- Task details: Find the lines below that contain the word "lugar" and count them. Only the number should be given.

-- Dataset start --

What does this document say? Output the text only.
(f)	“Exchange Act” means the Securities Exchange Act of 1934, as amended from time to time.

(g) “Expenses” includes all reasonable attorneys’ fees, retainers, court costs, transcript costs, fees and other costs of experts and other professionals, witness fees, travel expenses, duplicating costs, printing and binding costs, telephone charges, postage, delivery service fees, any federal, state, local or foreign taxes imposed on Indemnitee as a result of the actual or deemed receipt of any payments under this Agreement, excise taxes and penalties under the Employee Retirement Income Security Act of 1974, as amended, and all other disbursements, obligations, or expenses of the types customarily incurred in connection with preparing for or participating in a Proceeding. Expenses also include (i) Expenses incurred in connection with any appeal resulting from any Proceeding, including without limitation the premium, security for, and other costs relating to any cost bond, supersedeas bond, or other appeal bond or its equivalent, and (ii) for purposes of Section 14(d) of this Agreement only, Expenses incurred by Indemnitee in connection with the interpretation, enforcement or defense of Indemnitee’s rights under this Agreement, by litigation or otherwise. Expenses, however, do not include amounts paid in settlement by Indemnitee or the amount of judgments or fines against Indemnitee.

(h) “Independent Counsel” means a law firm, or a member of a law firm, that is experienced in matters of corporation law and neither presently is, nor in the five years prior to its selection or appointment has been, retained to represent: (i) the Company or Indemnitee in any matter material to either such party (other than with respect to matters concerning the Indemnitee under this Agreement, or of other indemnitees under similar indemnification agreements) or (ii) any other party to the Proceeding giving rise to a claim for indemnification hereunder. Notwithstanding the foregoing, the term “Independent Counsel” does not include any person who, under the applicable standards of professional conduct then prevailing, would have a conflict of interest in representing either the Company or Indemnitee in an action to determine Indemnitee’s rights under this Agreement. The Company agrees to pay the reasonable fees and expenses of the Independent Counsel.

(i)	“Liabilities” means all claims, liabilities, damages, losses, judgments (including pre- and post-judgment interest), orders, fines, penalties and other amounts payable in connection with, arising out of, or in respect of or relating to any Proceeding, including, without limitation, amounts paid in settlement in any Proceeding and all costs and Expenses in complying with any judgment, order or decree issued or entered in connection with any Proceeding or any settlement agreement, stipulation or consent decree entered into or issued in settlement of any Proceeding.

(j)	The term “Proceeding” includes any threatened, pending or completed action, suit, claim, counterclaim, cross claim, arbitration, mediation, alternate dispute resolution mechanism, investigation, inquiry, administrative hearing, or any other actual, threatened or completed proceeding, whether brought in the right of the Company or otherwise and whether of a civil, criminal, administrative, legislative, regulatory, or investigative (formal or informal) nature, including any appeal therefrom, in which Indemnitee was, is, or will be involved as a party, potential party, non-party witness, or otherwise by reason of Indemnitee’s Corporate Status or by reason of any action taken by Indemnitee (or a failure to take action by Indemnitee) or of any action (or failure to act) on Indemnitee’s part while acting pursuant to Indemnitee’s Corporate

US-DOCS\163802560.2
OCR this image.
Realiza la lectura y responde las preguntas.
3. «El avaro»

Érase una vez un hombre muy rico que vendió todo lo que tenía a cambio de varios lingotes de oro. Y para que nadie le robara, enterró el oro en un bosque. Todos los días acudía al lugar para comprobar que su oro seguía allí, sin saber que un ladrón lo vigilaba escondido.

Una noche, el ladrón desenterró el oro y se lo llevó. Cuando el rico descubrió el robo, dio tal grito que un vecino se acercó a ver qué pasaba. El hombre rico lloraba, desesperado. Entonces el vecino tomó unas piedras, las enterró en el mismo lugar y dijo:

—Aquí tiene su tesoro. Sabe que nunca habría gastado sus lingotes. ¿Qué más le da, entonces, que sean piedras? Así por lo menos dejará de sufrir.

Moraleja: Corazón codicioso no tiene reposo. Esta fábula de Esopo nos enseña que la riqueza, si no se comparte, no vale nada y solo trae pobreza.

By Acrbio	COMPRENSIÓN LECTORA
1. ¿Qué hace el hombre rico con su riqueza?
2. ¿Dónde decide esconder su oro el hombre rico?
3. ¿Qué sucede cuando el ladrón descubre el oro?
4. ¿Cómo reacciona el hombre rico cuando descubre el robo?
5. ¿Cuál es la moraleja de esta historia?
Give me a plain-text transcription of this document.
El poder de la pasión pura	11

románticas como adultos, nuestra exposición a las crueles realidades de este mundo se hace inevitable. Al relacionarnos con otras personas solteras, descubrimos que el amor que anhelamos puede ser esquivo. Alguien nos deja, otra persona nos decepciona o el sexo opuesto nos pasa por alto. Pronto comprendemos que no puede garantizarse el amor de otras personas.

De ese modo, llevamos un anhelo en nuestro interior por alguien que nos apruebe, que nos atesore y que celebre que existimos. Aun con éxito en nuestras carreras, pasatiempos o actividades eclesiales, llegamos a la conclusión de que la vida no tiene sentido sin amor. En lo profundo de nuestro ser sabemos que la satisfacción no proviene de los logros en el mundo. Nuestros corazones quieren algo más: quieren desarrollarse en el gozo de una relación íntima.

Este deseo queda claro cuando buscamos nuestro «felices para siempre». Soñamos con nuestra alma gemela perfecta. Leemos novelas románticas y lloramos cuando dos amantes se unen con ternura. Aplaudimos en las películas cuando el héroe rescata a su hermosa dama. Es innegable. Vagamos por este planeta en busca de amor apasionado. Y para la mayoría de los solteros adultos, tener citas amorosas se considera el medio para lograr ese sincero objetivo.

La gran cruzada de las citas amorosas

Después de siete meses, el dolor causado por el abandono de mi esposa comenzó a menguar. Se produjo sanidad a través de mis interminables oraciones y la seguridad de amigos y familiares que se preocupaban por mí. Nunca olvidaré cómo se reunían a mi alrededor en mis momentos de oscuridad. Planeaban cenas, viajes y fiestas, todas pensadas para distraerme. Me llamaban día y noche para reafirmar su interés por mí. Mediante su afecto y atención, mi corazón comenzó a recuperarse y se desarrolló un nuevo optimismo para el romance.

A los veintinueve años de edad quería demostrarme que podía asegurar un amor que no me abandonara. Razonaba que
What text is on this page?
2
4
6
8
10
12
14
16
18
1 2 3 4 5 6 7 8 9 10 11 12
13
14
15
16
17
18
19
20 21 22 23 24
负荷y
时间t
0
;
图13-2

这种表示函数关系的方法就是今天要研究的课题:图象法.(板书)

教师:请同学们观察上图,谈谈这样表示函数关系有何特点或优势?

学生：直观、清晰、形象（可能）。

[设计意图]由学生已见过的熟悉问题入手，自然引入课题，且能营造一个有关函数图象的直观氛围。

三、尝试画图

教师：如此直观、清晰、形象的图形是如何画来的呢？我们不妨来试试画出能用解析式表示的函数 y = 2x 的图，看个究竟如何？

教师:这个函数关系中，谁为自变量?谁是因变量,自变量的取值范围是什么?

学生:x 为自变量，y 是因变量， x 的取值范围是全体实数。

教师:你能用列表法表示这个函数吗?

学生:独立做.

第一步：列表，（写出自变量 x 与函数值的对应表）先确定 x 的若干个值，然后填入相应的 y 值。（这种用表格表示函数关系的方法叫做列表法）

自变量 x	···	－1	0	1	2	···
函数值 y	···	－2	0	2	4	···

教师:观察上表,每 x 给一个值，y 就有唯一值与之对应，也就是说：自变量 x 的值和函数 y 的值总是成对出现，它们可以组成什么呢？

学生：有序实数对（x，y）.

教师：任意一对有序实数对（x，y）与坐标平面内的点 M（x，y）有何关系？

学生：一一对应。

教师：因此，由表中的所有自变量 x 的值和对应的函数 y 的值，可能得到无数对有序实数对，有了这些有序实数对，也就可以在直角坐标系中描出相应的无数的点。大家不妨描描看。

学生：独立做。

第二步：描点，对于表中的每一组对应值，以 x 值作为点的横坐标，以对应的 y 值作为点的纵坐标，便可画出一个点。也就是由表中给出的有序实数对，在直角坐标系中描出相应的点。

-- Dataset end --

- Solution to the problem: 2